◆ Short exercise: Write out these lines exactly, with the pictures left out. Include every record.

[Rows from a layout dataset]
— START —
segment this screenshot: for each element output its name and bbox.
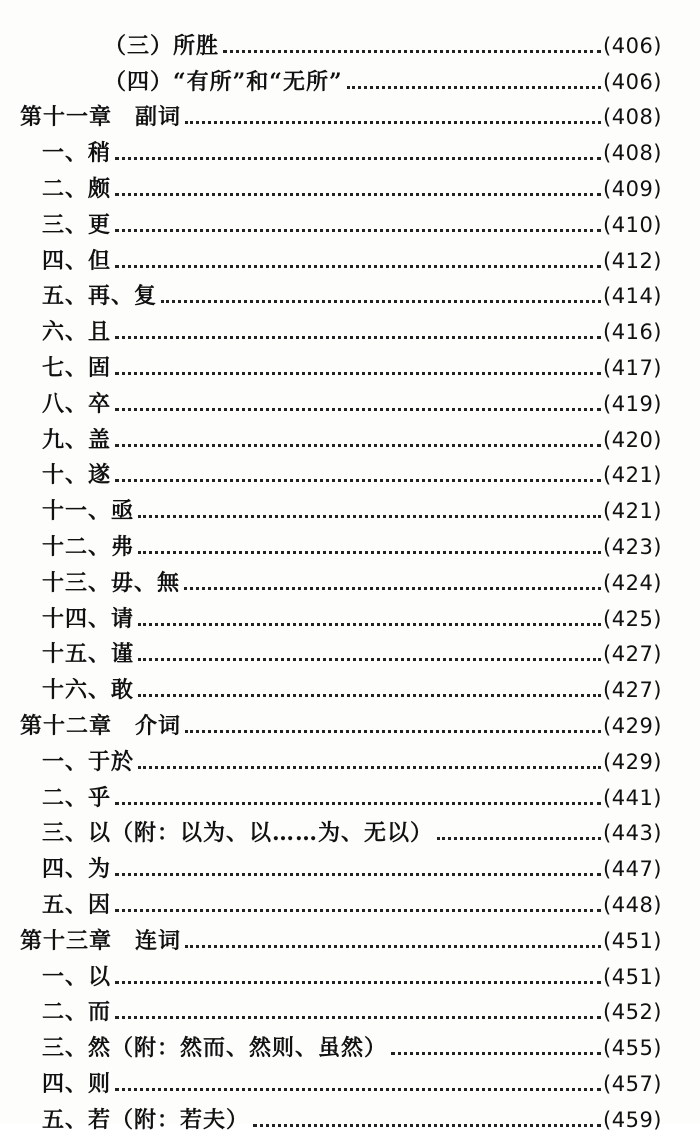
toc-entry-page: (417) xyxy=(603,355,662,380)
toc-entry-page: (409) xyxy=(603,176,662,201)
toc-entry-page: (447) xyxy=(603,857,662,882)
toc-entry-title: 一、于於 xyxy=(42,748,135,775)
toc-entry-title: 十四、请 xyxy=(42,605,135,632)
dot-leader xyxy=(347,86,601,89)
toc-entry-title: （四）“有所”和“无所” xyxy=(104,68,343,95)
toc-chapter xyxy=(0,96,700,132)
dot-leader xyxy=(115,408,601,411)
toc-entry xyxy=(0,418,700,454)
toc-entry-title: 一、稍 xyxy=(42,140,112,167)
toc-entry-title: 十一、亟 xyxy=(42,498,135,525)
toc-entry-title: 五、因 xyxy=(42,891,112,918)
toc-entry-title: 九、盖 xyxy=(42,426,112,453)
toc-entry-page: (427) xyxy=(603,642,662,667)
toc-entry-page: (427) xyxy=(603,678,662,703)
toc-entry-title: 十二、弗 xyxy=(42,533,135,560)
dot-leader xyxy=(437,837,601,840)
dot-leader xyxy=(115,873,601,876)
toc-entry-page: (408) xyxy=(603,105,662,130)
toc-entry xyxy=(0,489,700,525)
toc-entry-title: 二、颇 xyxy=(42,175,112,202)
toc-entry-page: (452) xyxy=(603,1000,662,1025)
dot-leader xyxy=(138,658,601,661)
toc-entry-title: 一、以 xyxy=(42,963,112,990)
toc-entry-page: (451) xyxy=(603,928,662,953)
dot-leader xyxy=(115,372,601,375)
toc-entry xyxy=(0,239,700,275)
toc-entry xyxy=(0,454,700,490)
toc-entry xyxy=(0,24,700,60)
toc-entry xyxy=(0,60,700,96)
toc-entry-page: (408) xyxy=(603,141,662,166)
toc-entry-page: (457) xyxy=(603,1071,662,1096)
toc-chapter xyxy=(0,919,700,955)
toc-entry-title: 四、为 xyxy=(42,856,112,883)
toc-entry-page: (429) xyxy=(603,749,662,774)
dot-leader xyxy=(138,515,601,518)
toc-entry-title: 三、以（附：以为、以……为、无以） xyxy=(42,820,434,847)
toc-entry-page: (441) xyxy=(603,785,662,810)
toc-entry-page: (414) xyxy=(603,284,662,309)
toc-entry-page: (455) xyxy=(603,1036,662,1061)
dot-leader xyxy=(253,1124,601,1127)
dot-leader xyxy=(185,945,601,948)
toc-entry-title: 四、则 xyxy=(42,1070,112,1097)
dot-leader xyxy=(115,1088,601,1091)
dot-leader xyxy=(115,1016,601,1019)
toc-entry-title: 五、再、复 xyxy=(42,283,158,310)
dot-leader xyxy=(115,229,601,232)
toc-entry-page: (459) xyxy=(603,1107,662,1132)
dot-leader xyxy=(138,623,601,626)
toc-entry-page: (406) xyxy=(603,69,662,94)
toc-entry-title: 三、更 xyxy=(42,211,112,238)
toc-entry xyxy=(0,275,700,311)
dot-leader xyxy=(138,766,601,769)
toc-chapter-title: 第十一章 副词 xyxy=(20,104,182,131)
toc-entry xyxy=(0,847,700,883)
toc-entry-page: (429) xyxy=(603,713,662,738)
toc-entry-page: (406) xyxy=(603,33,662,58)
toc-entry xyxy=(0,668,700,704)
toc-entry xyxy=(0,382,700,418)
toc-entry-title: 十三、毋、無 xyxy=(42,569,181,596)
dot-leader xyxy=(115,802,601,805)
dot-leader xyxy=(115,265,601,268)
toc-entry-page: (423) xyxy=(603,534,662,559)
dot-leader xyxy=(115,157,601,160)
toc-entry xyxy=(0,203,700,239)
dot-leader xyxy=(391,1052,601,1055)
toc-entry-title: 三、然（附：然而、然则、虽然） xyxy=(42,1035,388,1062)
toc-entry-page: (443) xyxy=(603,821,662,846)
toc-entry-title: 六、且 xyxy=(42,319,112,346)
toc-entry xyxy=(0,883,700,919)
toc-entry xyxy=(0,346,700,382)
toc-entry-title: 十六、敢 xyxy=(42,677,135,704)
toc-entry xyxy=(0,740,700,776)
toc-entry xyxy=(0,1098,700,1134)
dot-leader xyxy=(138,694,601,697)
dot-leader xyxy=(115,193,601,196)
dot-leader xyxy=(223,50,601,53)
dot-leader xyxy=(115,444,601,447)
toc-entry-page: (416) xyxy=(603,320,662,345)
dot-leader xyxy=(185,730,601,733)
toc-chapter xyxy=(0,704,700,740)
toc-entry xyxy=(0,633,700,669)
toc-entry-page: (419) xyxy=(603,391,662,416)
toc-entry xyxy=(0,597,700,633)
dot-leader xyxy=(115,909,601,912)
toc-entry xyxy=(0,525,700,561)
toc-entry xyxy=(0,991,700,1027)
toc-entry xyxy=(0,561,700,597)
toc-entry-title: 二、乎 xyxy=(42,784,112,811)
toc-entry-title: 十、遂 xyxy=(42,462,112,489)
toc-entry xyxy=(0,1026,700,1062)
toc-entry xyxy=(0,310,700,346)
toc-entry-title: 四、但 xyxy=(42,247,112,274)
toc-entry-title: 十五、谨 xyxy=(42,641,135,668)
dot-leader xyxy=(115,479,601,482)
dot-leader xyxy=(161,300,601,303)
dot-leader xyxy=(138,551,601,554)
toc-entry xyxy=(0,1062,700,1098)
toc-entry-page: (448) xyxy=(603,892,662,917)
dot-leader xyxy=(185,121,601,124)
dot-leader xyxy=(115,981,601,984)
toc-entry-page: (410) xyxy=(603,212,662,237)
toc-entry xyxy=(0,776,700,812)
toc-entry xyxy=(0,167,700,203)
dot-leader xyxy=(184,587,601,590)
toc-entry-page: (451) xyxy=(603,964,662,989)
toc-entry-title: 八、卒 xyxy=(42,390,112,417)
toc-entry-title: 七、固 xyxy=(42,354,112,381)
toc-entry-page: (421) xyxy=(603,499,662,524)
table-of-contents xyxy=(0,24,700,1134)
toc-entry-page: (420) xyxy=(603,427,662,452)
toc-chapter-title: 第十三章 连词 xyxy=(20,927,182,954)
toc-entry xyxy=(0,955,700,991)
toc-entry-page: (425) xyxy=(603,606,662,631)
toc-entry-title: 二、而 xyxy=(42,999,112,1026)
toc-entry xyxy=(0,131,700,167)
toc-chapter-title: 第十二章 介词 xyxy=(20,712,182,739)
toc-entry-title: 五、若（附：若夫） xyxy=(42,1106,250,1133)
dot-leader xyxy=(115,336,601,339)
toc-entry-page: (424) xyxy=(603,570,662,595)
toc-entry-page: (421) xyxy=(603,463,662,488)
toc-entry-page: (412) xyxy=(603,248,662,273)
toc-entry-title: （三）所胜 xyxy=(104,32,220,59)
toc-entry xyxy=(0,812,700,848)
— END —
◆ The response:
segment this screenshot: for each element output its name and bbox.
toc-entry-page: (417) xyxy=(603,355,662,380)
toc-entry-page: (409) xyxy=(603,176,662,201)
toc-entry-page: (447) xyxy=(603,857,662,882)
toc-entry-title: 一、于於 xyxy=(42,748,135,775)
toc-entry-title: 十四、请 xyxy=(42,605,135,632)
dot-leader xyxy=(347,86,601,89)
toc-entry-title: （四）“有所”和“无所” xyxy=(104,68,343,95)
toc-chapter xyxy=(0,96,700,132)
dot-leader xyxy=(115,408,601,411)
toc-entry xyxy=(0,418,700,454)
toc-entry-title: 一、稍 xyxy=(42,140,112,167)
toc-entry-title: 十一、亟 xyxy=(42,498,135,525)
toc-entry-title: 五、因 xyxy=(42,891,112,918)
toc-entry-title: 九、盖 xyxy=(42,426,112,453)
toc-entry-page: (427) xyxy=(603,642,662,667)
toc-entry-page: (427) xyxy=(603,678,662,703)
toc-entry-title: 十二、弗 xyxy=(42,533,135,560)
dot-leader xyxy=(437,837,601,840)
dot-leader xyxy=(115,873,601,876)
toc-entry-page: (408) xyxy=(603,105,662,130)
toc-entry xyxy=(0,489,700,525)
toc-entry-title: 二、颇 xyxy=(42,175,112,202)
toc-entry-page: (452) xyxy=(603,1000,662,1025)
dot-leader xyxy=(138,658,601,661)
toc-entry-title: 一、以 xyxy=(42,963,112,990)
toc-entry-page: (451) xyxy=(603,928,662,953)
dot-leader xyxy=(115,372,601,375)
toc-entry xyxy=(0,239,700,275)
toc-entry xyxy=(0,454,700,490)
toc-entry xyxy=(0,24,700,60)
toc-entry xyxy=(0,60,700,96)
toc-entry-page: (408) xyxy=(603,141,662,166)
toc-entry-page: (457) xyxy=(603,1071,662,1096)
toc-chapter xyxy=(0,919,700,955)
toc-entry-title: 四、为 xyxy=(42,856,112,883)
toc-entry-page: (429) xyxy=(603,749,662,774)
dot-leader xyxy=(138,515,601,518)
toc-entry-title: 三、以（附：以为、以……为、无以） xyxy=(42,820,434,847)
toc-entry-page: (441) xyxy=(603,785,662,810)
toc-entry-page: (414) xyxy=(603,284,662,309)
toc-entry-page: (455) xyxy=(603,1036,662,1061)
dot-leader xyxy=(253,1124,601,1127)
dot-leader xyxy=(185,945,601,948)
toc-entry-title: 四、则 xyxy=(42,1070,112,1097)
dot-leader xyxy=(115,1088,601,1091)
dot-leader xyxy=(115,1016,601,1019)
toc-entry-title: 五、再、复 xyxy=(42,283,158,310)
dot-leader xyxy=(115,229,601,232)
toc-entry-page: (459) xyxy=(603,1107,662,1132)
dot-leader xyxy=(138,623,601,626)
toc-entry-page: (406) xyxy=(603,69,662,94)
toc-entry-title: 三、更 xyxy=(42,211,112,238)
toc-entry xyxy=(0,275,700,311)
dot-leader xyxy=(138,766,601,769)
toc-chapter-title: 第十一章 副词 xyxy=(20,104,182,131)
toc-entry xyxy=(0,847,700,883)
toc-entry-page: (429) xyxy=(603,713,662,738)
toc-entry-page: (406) xyxy=(603,33,662,58)
toc-entry xyxy=(0,668,700,704)
toc-entry xyxy=(0,382,700,418)
toc-entry-title: 十三、毋、無 xyxy=(42,569,181,596)
dot-leader xyxy=(115,802,601,805)
dot-leader xyxy=(115,265,601,268)
toc-entry-page: (423) xyxy=(603,534,662,559)
dot-leader xyxy=(115,157,601,160)
toc-entry xyxy=(0,203,700,239)
dot-leader xyxy=(391,1052,601,1055)
toc-entry-title: 三、然（附：然而、然则、虽然） xyxy=(42,1035,388,1062)
toc-entry-page: (443) xyxy=(603,821,662,846)
toc-entry-title: 六、且 xyxy=(42,319,112,346)
toc-entry xyxy=(0,883,700,919)
toc-entry xyxy=(0,346,700,382)
toc-entry-title: 十六、敢 xyxy=(42,677,135,704)
toc-entry xyxy=(0,740,700,776)
toc-entry xyxy=(0,1098,700,1134)
dot-leader xyxy=(138,694,601,697)
dot-leader xyxy=(115,193,601,196)
dot-leader xyxy=(223,50,601,53)
dot-leader xyxy=(115,444,601,447)
toc-entry-page: (416) xyxy=(603,320,662,345)
dot-leader xyxy=(185,730,601,733)
toc-chapter xyxy=(0,704,700,740)
toc-entry xyxy=(0,633,700,669)
toc-entry-page: (419) xyxy=(603,391,662,416)
toc-entry xyxy=(0,597,700,633)
dot-leader xyxy=(115,909,601,912)
toc-entry xyxy=(0,525,700,561)
toc-entry xyxy=(0,991,700,1027)
toc-entry xyxy=(0,561,700,597)
toc-entry-title: 二、乎 xyxy=(42,784,112,811)
toc-entry-title: 十、遂 xyxy=(42,462,112,489)
toc-entry xyxy=(0,1026,700,1062)
toc-entry xyxy=(0,310,700,346)
toc-entry-title: 四、但 xyxy=(42,247,112,274)
toc-entry-title: 十五、谨 xyxy=(42,641,135,668)
dot-leader xyxy=(115,479,601,482)
dot-leader xyxy=(161,300,601,303)
dot-leader xyxy=(138,551,601,554)
toc-entry xyxy=(0,1062,700,1098)
toc-entry-page: (448) xyxy=(603,892,662,917)
dot-leader xyxy=(185,121,601,124)
dot-leader xyxy=(115,981,601,984)
toc-entry-page: (410) xyxy=(603,212,662,237)
toc-entry xyxy=(0,776,700,812)
toc-entry xyxy=(0,167,700,203)
dot-leader xyxy=(184,587,601,590)
toc-entry-page: (451) xyxy=(603,964,662,989)
toc-entry-title: 八、卒 xyxy=(42,390,112,417)
toc-entry-title: 七、固 xyxy=(42,354,112,381)
toc-entry-page: (421) xyxy=(603,499,662,524)
table-of-contents xyxy=(0,24,700,1134)
toc-entry-page: (420) xyxy=(603,427,662,452)
toc-chapter-title: 第十三章 连词 xyxy=(20,927,182,954)
toc-entry xyxy=(0,955,700,991)
toc-entry-page: (425) xyxy=(603,606,662,631)
toc-entry-title: 二、而 xyxy=(42,999,112,1026)
toc-entry xyxy=(0,131,700,167)
toc-chapter-title: 第十二章 介词 xyxy=(20,712,182,739)
toc-entry-title: 五、若（附：若夫） xyxy=(42,1106,250,1133)
dot-leader xyxy=(115,336,601,339)
toc-entry-page: (424) xyxy=(603,570,662,595)
toc-entry-page: (421) xyxy=(603,463,662,488)
toc-entry-page: (412) xyxy=(603,248,662,273)
toc-entry-title: （三）所胜 xyxy=(104,32,220,59)
toc-entry xyxy=(0,812,700,848)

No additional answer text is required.